[begin ITEMS]

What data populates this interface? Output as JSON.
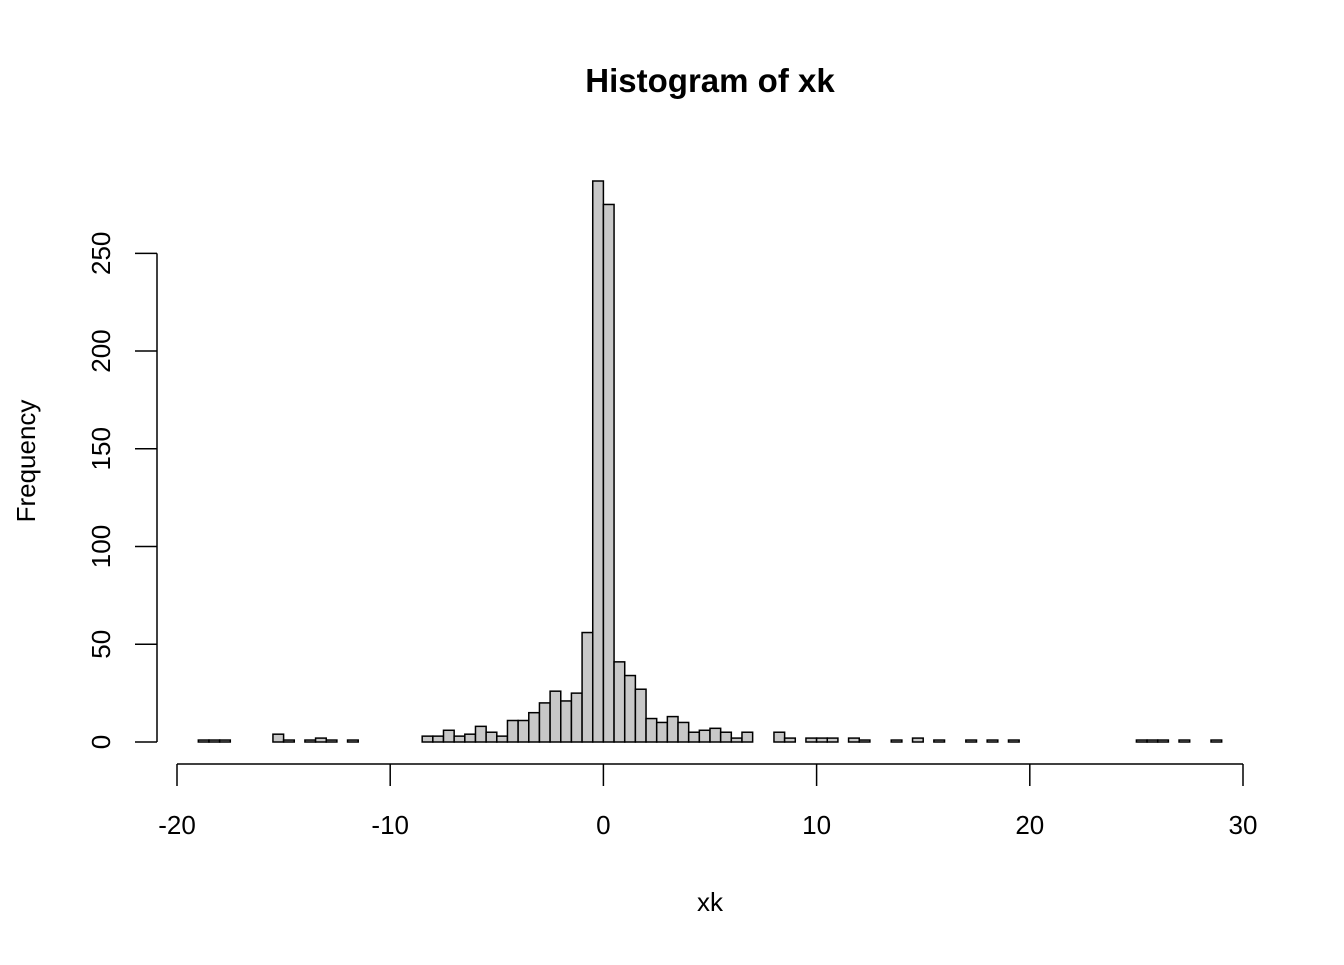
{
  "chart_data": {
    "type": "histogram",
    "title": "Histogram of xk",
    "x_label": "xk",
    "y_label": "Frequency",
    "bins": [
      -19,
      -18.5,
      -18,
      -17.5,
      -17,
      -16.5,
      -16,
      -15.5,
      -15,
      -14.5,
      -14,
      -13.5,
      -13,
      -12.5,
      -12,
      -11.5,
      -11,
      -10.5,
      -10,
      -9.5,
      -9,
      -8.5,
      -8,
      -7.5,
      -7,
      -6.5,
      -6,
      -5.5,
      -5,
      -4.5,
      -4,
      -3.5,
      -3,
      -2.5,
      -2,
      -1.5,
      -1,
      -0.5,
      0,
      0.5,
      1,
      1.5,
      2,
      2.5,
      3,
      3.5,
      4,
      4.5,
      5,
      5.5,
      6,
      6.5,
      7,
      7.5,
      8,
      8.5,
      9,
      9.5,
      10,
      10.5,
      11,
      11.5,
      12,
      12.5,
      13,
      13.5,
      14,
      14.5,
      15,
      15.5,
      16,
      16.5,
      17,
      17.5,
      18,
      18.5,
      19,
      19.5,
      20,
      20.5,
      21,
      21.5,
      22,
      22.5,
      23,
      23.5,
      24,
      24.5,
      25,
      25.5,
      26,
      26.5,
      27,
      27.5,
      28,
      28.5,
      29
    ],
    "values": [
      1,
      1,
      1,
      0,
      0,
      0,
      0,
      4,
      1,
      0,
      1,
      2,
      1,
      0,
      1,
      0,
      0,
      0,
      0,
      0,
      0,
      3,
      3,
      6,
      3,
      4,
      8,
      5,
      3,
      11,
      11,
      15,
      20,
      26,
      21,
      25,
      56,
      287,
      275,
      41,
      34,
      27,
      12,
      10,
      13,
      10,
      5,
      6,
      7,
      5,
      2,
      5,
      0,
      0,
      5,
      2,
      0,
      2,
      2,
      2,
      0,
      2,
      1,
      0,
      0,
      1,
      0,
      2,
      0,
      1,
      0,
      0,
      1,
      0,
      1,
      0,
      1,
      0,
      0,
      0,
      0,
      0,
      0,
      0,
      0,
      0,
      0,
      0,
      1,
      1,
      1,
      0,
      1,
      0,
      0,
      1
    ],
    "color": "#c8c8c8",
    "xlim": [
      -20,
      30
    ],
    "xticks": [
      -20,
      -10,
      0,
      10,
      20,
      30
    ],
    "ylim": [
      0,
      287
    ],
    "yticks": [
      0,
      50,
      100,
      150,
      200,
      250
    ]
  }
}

[end ITEMS]

INSTRUCTIONS FOR THE TASK: Every record above should be written out again exactly; the pictures stay out of the copy.

COMPLETE RESPONSE:
What data populates this interface? Output as JSON.
{
  "chart_data": {
    "type": "histogram",
    "title": "Histogram of xk",
    "x_label": "xk",
    "y_label": "Frequency",
    "bins": [
      -19,
      -18.5,
      -18,
      -17.5,
      -17,
      -16.5,
      -16,
      -15.5,
      -15,
      -14.5,
      -14,
      -13.5,
      -13,
      -12.5,
      -12,
      -11.5,
      -11,
      -10.5,
      -10,
      -9.5,
      -9,
      -8.5,
      -8,
      -7.5,
      -7,
      -6.5,
      -6,
      -5.5,
      -5,
      -4.5,
      -4,
      -3.5,
      -3,
      -2.5,
      -2,
      -1.5,
      -1,
      -0.5,
      0,
      0.5,
      1,
      1.5,
      2,
      2.5,
      3,
      3.5,
      4,
      4.5,
      5,
      5.5,
      6,
      6.5,
      7,
      7.5,
      8,
      8.5,
      9,
      9.5,
      10,
      10.5,
      11,
      11.5,
      12,
      12.5,
      13,
      13.5,
      14,
      14.5,
      15,
      15.5,
      16,
      16.5,
      17,
      17.5,
      18,
      18.5,
      19,
      19.5,
      20,
      20.5,
      21,
      21.5,
      22,
      22.5,
      23,
      23.5,
      24,
      24.5,
      25,
      25.5,
      26,
      26.5,
      27,
      27.5,
      28,
      28.5,
      29
    ],
    "values": [
      1,
      1,
      1,
      0,
      0,
      0,
      0,
      4,
      1,
      0,
      1,
      2,
      1,
      0,
      1,
      0,
      0,
      0,
      0,
      0,
      0,
      3,
      3,
      6,
      3,
      4,
      8,
      5,
      3,
      11,
      11,
      15,
      20,
      26,
      21,
      25,
      56,
      287,
      275,
      41,
      34,
      27,
      12,
      10,
      13,
      10,
      5,
      6,
      7,
      5,
      2,
      5,
      0,
      0,
      5,
      2,
      0,
      2,
      2,
      2,
      0,
      2,
      1,
      0,
      0,
      1,
      0,
      2,
      0,
      1,
      0,
      0,
      1,
      0,
      1,
      0,
      1,
      0,
      0,
      0,
      0,
      0,
      0,
      0,
      0,
      0,
      0,
      0,
      1,
      1,
      1,
      0,
      1,
      0,
      0,
      1
    ],
    "color": "#c8c8c8",
    "xlim": [
      -20,
      30
    ],
    "xticks": [
      -20,
      -10,
      0,
      10,
      20,
      30
    ],
    "ylim": [
      0,
      287
    ],
    "yticks": [
      0,
      50,
      100,
      150,
      200,
      250
    ]
  }
}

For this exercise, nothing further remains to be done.